> [LISTED RECORDS]
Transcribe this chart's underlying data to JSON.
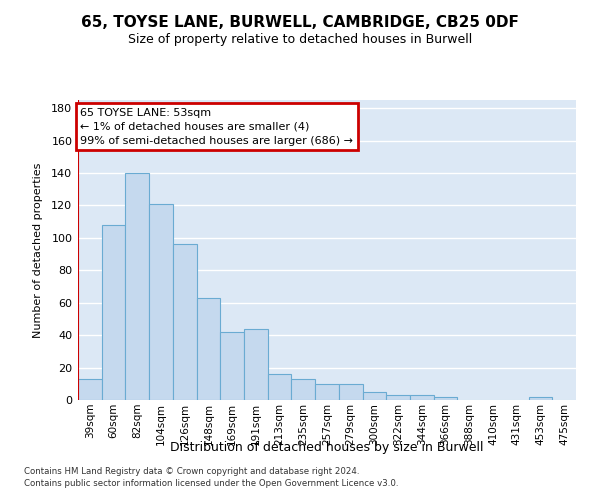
{
  "title1": "65, TOYSE LANE, BURWELL, CAMBRIDGE, CB25 0DF",
  "title2": "Size of property relative to detached houses in Burwell",
  "xlabel": "Distribution of detached houses by size in Burwell",
  "ylabel": "Number of detached properties",
  "categories": [
    "39sqm",
    "60sqm",
    "82sqm",
    "104sqm",
    "126sqm",
    "148sqm",
    "169sqm",
    "191sqm",
    "213sqm",
    "235sqm",
    "257sqm",
    "279sqm",
    "300sqm",
    "322sqm",
    "344sqm",
    "366sqm",
    "388sqm",
    "410sqm",
    "431sqm",
    "453sqm",
    "475sqm"
  ],
  "values": [
    13,
    108,
    140,
    121,
    96,
    63,
    42,
    44,
    16,
    13,
    10,
    10,
    5,
    3,
    3,
    2,
    0,
    0,
    0,
    2,
    0
  ],
  "bar_color": "#c5d9ee",
  "bar_edge_color": "#6aabd2",
  "vline_color": "#cc0000",
  "annotation_line1": "65 TOYSE LANE: 53sqm",
  "annotation_line2": "← 1% of detached houses are smaller (4)",
  "annotation_line3": "99% of semi-detached houses are larger (686) →",
  "annotation_box_edgecolor": "#cc0000",
  "ylim": [
    0,
    185
  ],
  "yticks": [
    0,
    20,
    40,
    60,
    80,
    100,
    120,
    140,
    160,
    180
  ],
  "plot_bg_color": "#dce8f5",
  "fig_bg_color": "#ffffff",
  "grid_color": "#ffffff",
  "footer1": "Contains HM Land Registry data © Crown copyright and database right 2024.",
  "footer2": "Contains public sector information licensed under the Open Government Licence v3.0.",
  "title1_fontsize": 11,
  "title2_fontsize": 9,
  "ylabel_fontsize": 8,
  "xlabel_fontsize": 9
}
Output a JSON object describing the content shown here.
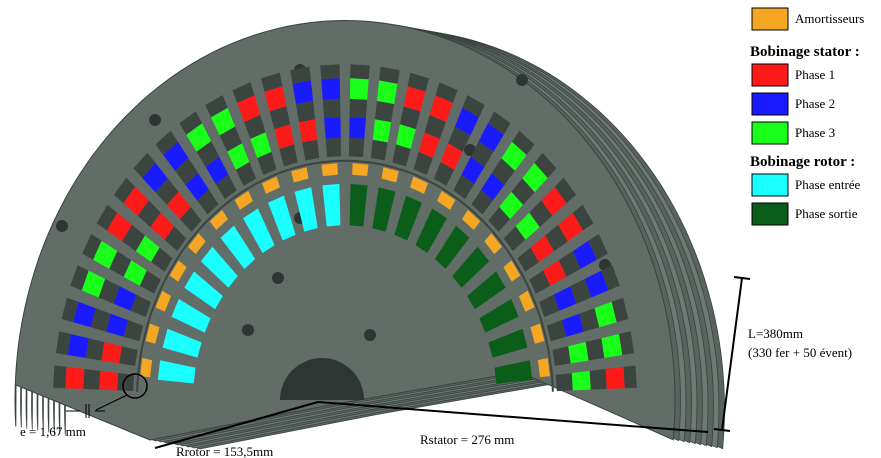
{
  "legend": {
    "damper": {
      "label": "Amortisseurs",
      "color": "#f5a623"
    },
    "stator": {
      "heading": "Bobinage stator :",
      "phases": [
        {
          "label": "Phase 1",
          "color": "#ff1a1a"
        },
        {
          "label": "Phase 2",
          "color": "#1a1aff"
        },
        {
          "label": "Phase 3",
          "color": "#1aff1a"
        }
      ]
    },
    "rotor": {
      "heading": "Bobinage rotor :",
      "phases": [
        {
          "label": "Phase entrée",
          "color": "#1affff"
        },
        {
          "label": "Phase sortie",
          "color": "#0b5e1a"
        }
      ]
    }
  },
  "annotations": {
    "length": "L=380mm",
    "length_detail": "(330 fer + 50 évent)",
    "gap": "e = 1,67 mm",
    "r_rotor": "Rrotor = 153,5mm",
    "r_stator": "Rstator = 276 mm"
  }
}
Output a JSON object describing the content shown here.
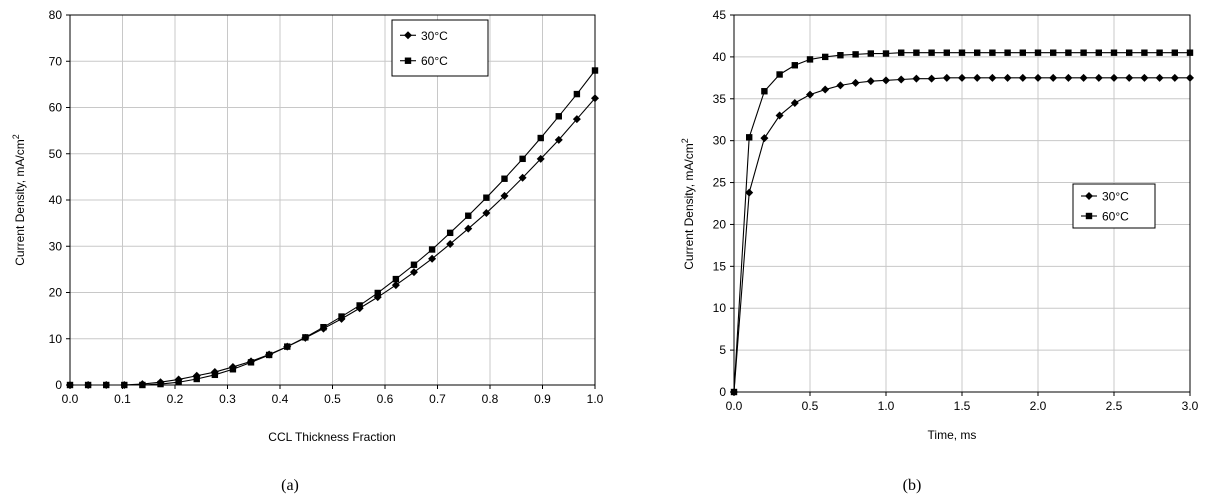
{
  "chart_data": [
    {
      "type": "line",
      "caption": "(a)",
      "xlabel": "CCL Thickness Fraction",
      "ylabel": "Current Density, mA/cm",
      "ylabel_sup": "2",
      "xlim": [
        0,
        1
      ],
      "ylim": [
        0,
        80
      ],
      "xticks": [
        "0.0",
        "0.1",
        "0.2",
        "0.3",
        "0.4",
        "0.5",
        "0.6",
        "0.7",
        "0.8",
        "0.9",
        "1.0"
      ],
      "yticks": [
        "0",
        "10",
        "20",
        "30",
        "40",
        "50",
        "60",
        "70",
        "80"
      ],
      "grid": true,
      "legend_position": "top-right",
      "series": [
        {
          "name": "30°C",
          "marker": "diamond",
          "x": [
            0,
            0.0345,
            0.069,
            0.1034,
            0.1379,
            0.1724,
            0.2069,
            0.2414,
            0.2759,
            0.3103,
            0.3448,
            0.3793,
            0.4138,
            0.4483,
            0.4828,
            0.5172,
            0.5517,
            0.5862,
            0.6207,
            0.6552,
            0.6897,
            0.7241,
            0.7586,
            0.7931,
            0.8276,
            0.8621,
            0.8966,
            0.931,
            0.9655,
            1.0
          ],
          "y": [
            0,
            0,
            0,
            0,
            0.2,
            0.6,
            1.2,
            2.0,
            2.8,
            3.9,
            5.1,
            6.6,
            8.3,
            10.2,
            12.2,
            14.3,
            16.6,
            19.0,
            21.6,
            24.4,
            27.3,
            30.5,
            33.8,
            37.2,
            40.9,
            44.8,
            48.9,
            53.0,
            57.5,
            62.0
          ]
        },
        {
          "name": "60°C",
          "marker": "square",
          "x": [
            0,
            0.0345,
            0.069,
            0.1034,
            0.1379,
            0.1724,
            0.2069,
            0.2414,
            0.2759,
            0.3103,
            0.3448,
            0.3793,
            0.4138,
            0.4483,
            0.4828,
            0.5172,
            0.5517,
            0.5862,
            0.6207,
            0.6552,
            0.6897,
            0.7241,
            0.7586,
            0.7931,
            0.8276,
            0.8621,
            0.8966,
            0.931,
            0.9655,
            1.0
          ],
          "y": [
            0,
            0,
            0,
            0,
            0,
            0.2,
            0.6,
            1.3,
            2.2,
            3.4,
            4.9,
            6.5,
            8.3,
            10.3,
            12.5,
            14.8,
            17.2,
            19.9,
            22.9,
            26.0,
            29.3,
            32.9,
            36.6,
            40.5,
            44.6,
            48.9,
            53.4,
            58.1,
            62.9,
            68.0
          ]
        }
      ]
    },
    {
      "type": "line",
      "caption": "(b)",
      "xlabel": "Time, ms",
      "ylabel": "Current Density, mA/cm",
      "ylabel_sup": "2",
      "xlim": [
        0,
        3
      ],
      "ylim": [
        0,
        45
      ],
      "xticks": [
        "0.0",
        "0.5",
        "1.0",
        "1.5",
        "2.0",
        "2.5",
        "3.0"
      ],
      "yticks": [
        "0",
        "5",
        "10",
        "15",
        "20",
        "25",
        "30",
        "35",
        "40",
        "45"
      ],
      "grid": true,
      "legend_position": "center-right",
      "series": [
        {
          "name": "30°C",
          "marker": "diamond",
          "x": [
            0,
            0.1,
            0.2,
            0.3,
            0.4,
            0.5,
            0.6,
            0.7,
            0.8,
            0.9,
            1.0,
            1.1,
            1.2,
            1.3,
            1.4,
            1.5,
            1.6,
            1.7,
            1.8,
            1.9,
            2.0,
            2.1,
            2.2,
            2.3,
            2.4,
            2.5,
            2.6,
            2.7,
            2.8,
            2.9,
            3.0
          ],
          "y": [
            0,
            23.8,
            30.3,
            33.0,
            34.5,
            35.5,
            36.1,
            36.6,
            36.9,
            37.1,
            37.2,
            37.3,
            37.4,
            37.4,
            37.5,
            37.5,
            37.5,
            37.5,
            37.5,
            37.5,
            37.5,
            37.5,
            37.5,
            37.5,
            37.5,
            37.5,
            37.5,
            37.5,
            37.5,
            37.5,
            37.5
          ]
        },
        {
          "name": "60°C",
          "marker": "square",
          "x": [
            0,
            0.1,
            0.2,
            0.3,
            0.4,
            0.5,
            0.6,
            0.7,
            0.8,
            0.9,
            1.0,
            1.1,
            1.2,
            1.3,
            1.4,
            1.5,
            1.6,
            1.7,
            1.8,
            1.9,
            2.0,
            2.1,
            2.2,
            2.3,
            2.4,
            2.5,
            2.6,
            2.7,
            2.8,
            2.9,
            3.0
          ],
          "y": [
            0,
            30.4,
            35.9,
            37.9,
            39.0,
            39.7,
            40.0,
            40.2,
            40.3,
            40.4,
            40.4,
            40.5,
            40.5,
            40.5,
            40.5,
            40.5,
            40.5,
            40.5,
            40.5,
            40.5,
            40.5,
            40.5,
            40.5,
            40.5,
            40.5,
            40.5,
            40.5,
            40.5,
            40.5,
            40.5,
            40.5
          ]
        }
      ]
    }
  ]
}
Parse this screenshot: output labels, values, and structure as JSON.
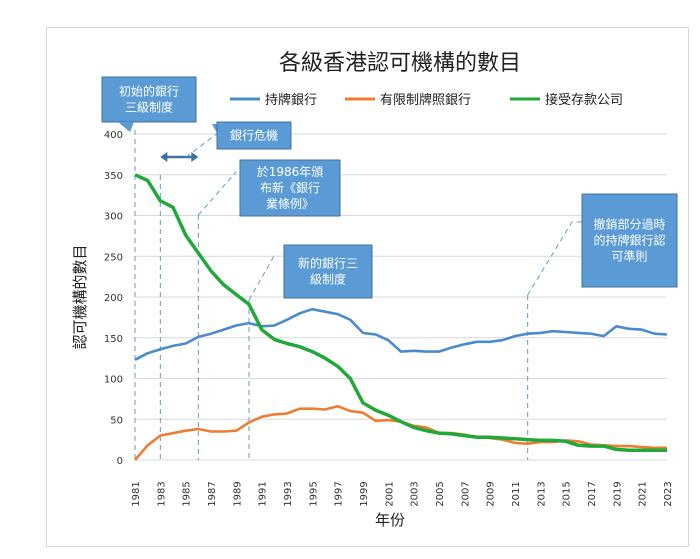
{
  "chart_data": {
    "type": "line",
    "title": "各級香港認可機構的數目",
    "xlabel": "年份",
    "ylabel": "認可機構的數目",
    "ylim": [
      0,
      400
    ],
    "yticks": [
      "0",
      "50",
      "100",
      "150",
      "200",
      "250",
      "300",
      "350",
      "400"
    ],
    "xlim": [
      1981,
      2023
    ],
    "xtick_labels": [
      "1981",
      "1983",
      "1985",
      "1987",
      "1989",
      "1991",
      "1993",
      "1995",
      "1997",
      "1999",
      "2001",
      "2003",
      "2005",
      "2007",
      "2009",
      "2011",
      "2013",
      "2015",
      "2017",
      "2019",
      "2021",
      "2023"
    ],
    "grid": true,
    "legend_position": "top",
    "x": [
      1981,
      1982,
      1983,
      1984,
      1985,
      1986,
      1987,
      1988,
      1989,
      1990,
      1991,
      1992,
      1993,
      1994,
      1995,
      1996,
      1997,
      1998,
      1999,
      2000,
      2001,
      2002,
      2003,
      2004,
      2005,
      2006,
      2007,
      2008,
      2009,
      2010,
      2011,
      2012,
      2013,
      2014,
      2015,
      2016,
      2017,
      2018,
      2019,
      2020,
      2021,
      2022,
      2023
    ],
    "series": [
      {
        "name": "持牌銀行",
        "color": "#4a8ccb",
        "values": [
          123,
          131,
          136,
          140,
          143,
          151,
          155,
          160,
          165,
          168,
          164,
          165,
          172,
          180,
          185,
          182,
          179,
          172,
          156,
          154,
          147,
          133,
          134,
          133,
          133,
          138,
          142,
          145,
          145,
          147,
          152,
          155,
          156,
          158,
          157,
          156,
          155,
          152,
          164,
          161,
          160,
          155,
          154
        ]
      },
      {
        "name": "有限制牌照銀行",
        "color": "#ed7d31",
        "values": [
          0,
          18,
          30,
          33,
          36,
          38,
          35,
          35,
          36,
          46,
          53,
          56,
          57,
          63,
          63,
          62,
          66,
          60,
          58,
          48,
          49,
          47,
          42,
          40,
          33,
          33,
          31,
          28,
          27,
          25,
          21,
          20,
          22,
          22,
          24,
          23,
          19,
          18,
          17,
          17,
          16,
          15,
          15
        ]
      },
      {
        "name": "接受存款公司",
        "color": "#20a83a",
        "values": [
          350,
          343,
          318,
          310,
          276,
          254,
          232,
          215,
          203,
          191,
          160,
          148,
          143,
          139,
          133,
          125,
          115,
          100,
          70,
          61,
          55,
          47,
          40,
          36,
          33,
          32,
          30,
          28,
          28,
          27,
          26,
          25,
          24,
          24,
          23,
          18,
          17,
          17,
          13,
          12,
          12,
          12,
          12
        ]
      }
    ],
    "annotations": [
      {
        "text": [
          "初始的銀行",
          "三級制度"
        ],
        "year": 1981
      },
      {
        "text": [
          "銀行危機"
        ],
        "years": [
          1983,
          1986
        ]
      },
      {
        "text": [
          "於1986年頒",
          "布新《銀行",
          "業條例》"
        ],
        "year": 1986
      },
      {
        "text": [
          "新的銀行三",
          "級制度"
        ],
        "year": 1990
      },
      {
        "text": [
          "撤銷部分過時",
          "的持牌銀行認",
          "可準則"
        ],
        "year": 2012
      }
    ]
  }
}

> [WORK TO BE COMPLETED] Copy each line of the entries that includes the word "name".

> [TASK OUTPUT]
          "name": "30°C",
          "name": "60°C",
          "name": "30°C",
          "name": "60°C",
        "name": "持牌銀行",
        "name": "有限制牌照銀行",
        "name": "接受存款公司",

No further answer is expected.